DIRECTION
Transcribe the entries that follow exactly as they appear, minus pictures.

start THE RECORDS

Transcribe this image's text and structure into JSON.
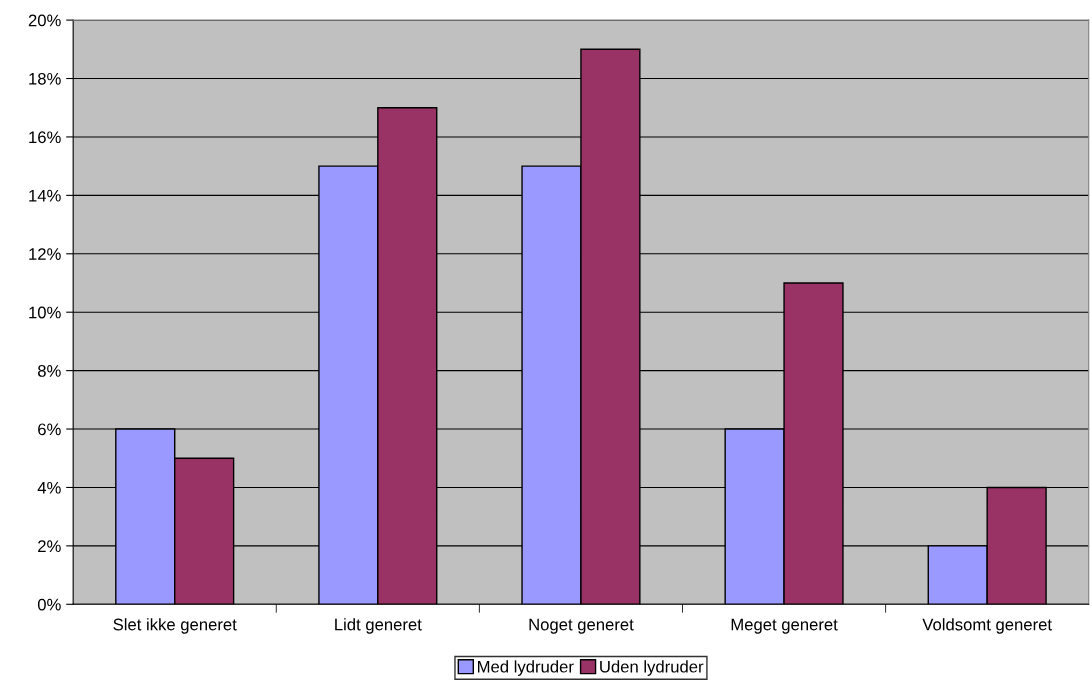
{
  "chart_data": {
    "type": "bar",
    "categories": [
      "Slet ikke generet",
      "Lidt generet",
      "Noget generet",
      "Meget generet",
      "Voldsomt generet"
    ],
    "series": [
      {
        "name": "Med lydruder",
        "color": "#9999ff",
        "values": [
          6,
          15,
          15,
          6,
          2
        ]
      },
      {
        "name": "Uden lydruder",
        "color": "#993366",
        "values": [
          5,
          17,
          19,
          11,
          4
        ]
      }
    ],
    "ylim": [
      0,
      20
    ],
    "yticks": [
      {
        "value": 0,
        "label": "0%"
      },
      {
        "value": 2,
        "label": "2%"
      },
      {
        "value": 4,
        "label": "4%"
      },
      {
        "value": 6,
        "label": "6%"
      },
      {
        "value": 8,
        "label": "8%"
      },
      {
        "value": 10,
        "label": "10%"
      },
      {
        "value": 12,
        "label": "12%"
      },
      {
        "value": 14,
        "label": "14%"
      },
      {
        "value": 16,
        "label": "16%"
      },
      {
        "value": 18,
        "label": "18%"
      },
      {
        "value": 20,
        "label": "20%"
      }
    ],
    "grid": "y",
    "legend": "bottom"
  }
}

end THE RECORDS

RESPONSE TO THE TASK
Transcribe this image's text and structure into JSON.
{
  "chart_data": {
    "type": "bar",
    "categories": [
      "Slet ikke generet",
      "Lidt generet",
      "Noget generet",
      "Meget generet",
      "Voldsomt generet"
    ],
    "series": [
      {
        "name": "Med lydruder",
        "color": "#9999ff",
        "values": [
          6,
          15,
          15,
          6,
          2
        ]
      },
      {
        "name": "Uden lydruder",
        "color": "#993366",
        "values": [
          5,
          17,
          19,
          11,
          4
        ]
      }
    ],
    "ylim": [
      0,
      20
    ],
    "yticks": [
      {
        "value": 0,
        "label": "0%"
      },
      {
        "value": 2,
        "label": "2%"
      },
      {
        "value": 4,
        "label": "4%"
      },
      {
        "value": 6,
        "label": "6%"
      },
      {
        "value": 8,
        "label": "8%"
      },
      {
        "value": 10,
        "label": "10%"
      },
      {
        "value": 12,
        "label": "12%"
      },
      {
        "value": 14,
        "label": "14%"
      },
      {
        "value": 16,
        "label": "16%"
      },
      {
        "value": 18,
        "label": "18%"
      },
      {
        "value": 20,
        "label": "20%"
      }
    ],
    "grid": "y",
    "legend": "bottom"
  }
}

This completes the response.